• [WHAT IS BEING ASKED]:
Look through the listing and locate every line containing the word "accensione"; copy those lines.

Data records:
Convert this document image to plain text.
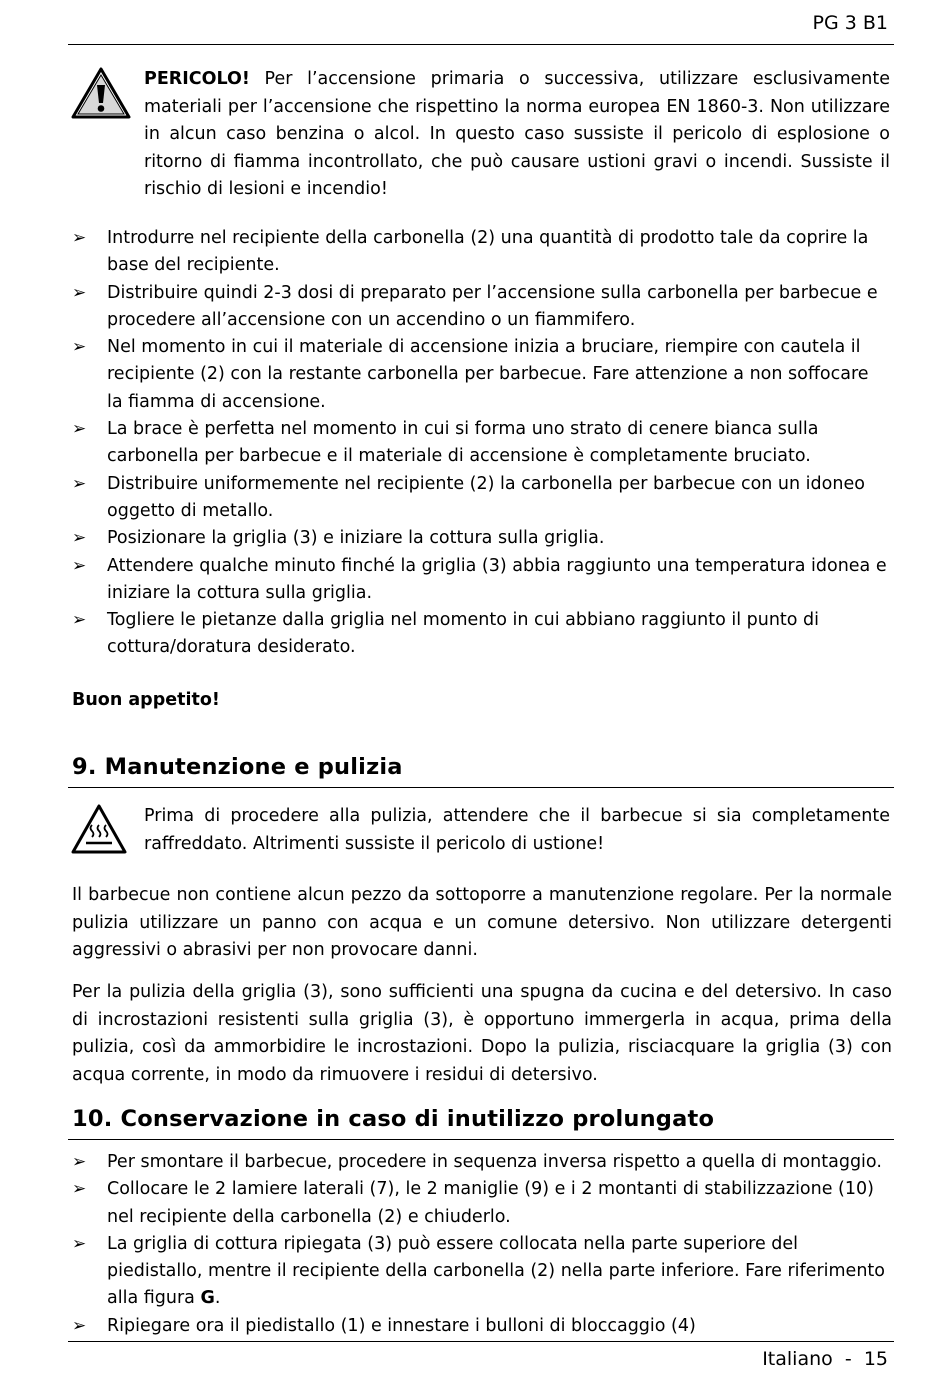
PG 3 B1
PERICOLO! Per l’accensione primaria o successiva, utilizzare esclusivamente materiali per l’accensione che rispettino la norma europea EN 1860-3. Non utilizzare in alcun caso benzina o alcol. In questo caso sussiste il pericolo di esplosione o ritorno di fiamma incontrollato, che può causare ustioni gravi o incendi. Sussiste il rischio di lesioni e incendio!
➢ Introdurre nel recipiente della carbonella (2) una quantità di prodotto tale da coprire la base del recipiente.
➢ Distribuire quindi 2-3 dosi di preparato per l’accensione sulla carbonella per barbecue e procedere all’accensione con un accendino o un fiammifero.
➢ Nel momento in cui il materiale di accensione inizia a bruciare, riempire con cautela il recipiente (2) con la restante carbonella per barbecue. Fare attenzione a non soffocare la fiamma di accensione.
➢ La brace è perfetta nel momento in cui si forma uno strato di cenere bianca sulla carbonella per barbecue e il materiale di accensione è completamente bruciato.
➢ Distribuire uniformemente nel recipiente (2) la carbonella per barbecue con un idoneo oggetto di metallo.
➢ Posizionare la griglia (3) e iniziare la cottura sulla griglia.
➢ Attendere qualche minuto finché la griglia (3) abbia raggiunto una temperatura idonea e iniziare la cottura sulla griglia.
➢ Togliere le pietanze dalla griglia nel momento in cui abbiano raggiunto il punto di cottura/doratura desiderato.
Buon appetito!
9. Manutenzione e pulizia
Prima di procedere alla pulizia, attendere che il barbecue si sia completamente raffreddato. Altrimenti sussiste il pericolo di ustione!

Il barbecue non contiene alcun pezzo da sottoporre a manutenzione regolare. Per la normale pulizia utilizzare un panno con acqua e un comune detersivo. Non utilizzare detergenti aggressivi o abrasivi per non provocare danni.

Per la pulizia della griglia (3), sono sufficienti una spugna da cucina e del detersivo. In caso di incrostazioni resistenti sulla griglia (3), è opportuno immergerla in acqua, prima della pulizia, così da ammorbidire le incrostazioni. Dopo la pulizia, risciacquare la griglia (3) con acqua corrente, in modo da rimuovere i residui di detersivo.

10. Conservazione in caso di inutilizzo prolungato
➢ Per smontare il barbecue, procedere in sequenza inversa rispetto a quella di montaggio.
➢ Collocare le 2 lamiere laterali (7), le 2 maniglie (9) e i 2 montanti di stabilizzazione (10) nel recipiente della carbonella (2) e chiuderlo.
➢ La griglia di cottura ripiegata (3) può essere collocata nella parte superiore del piedistallo, mentre il recipiente della carbonella (2) nella parte inferiore. Fare riferimento alla figura G.
➢ Ripiegare ora il piedistallo (1) e innestare i bulloni di bloccaggio (4)
Italiano - 15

• [RESULT OF THIS EXERCISE]:
PERICOLO! Per l’accensione primaria o successiva, utilizzare esclusivamente materiali per l’accensione che rispettino la norma europea EN 1860-3. Non utilizzare in alcun caso benzina o alcol. In questo caso sussiste il pericolo di esplosione o ritorno di fiamma incontrollato, che può causare ustioni gravi o incendi. Sussiste il rischio di lesioni e incendio!
➢ Distribuire quindi 2-3 dosi di preparato per l’accensione sulla carbonella per barbecue e procedere all’accensione con un accendino o un fiammifero.
➢ Nel momento in cui il materiale di accensione inizia a bruciare, riempire con cautela il recipiente (2) con la restante carbonella per barbecue. Fare attenzione a non soffocare la fiamma di accensione.
➢ La brace è perfetta nel momento in cui si forma uno strato di cenere bianca sulla carbonella per barbecue e il materiale di accensione è completamente bruciato.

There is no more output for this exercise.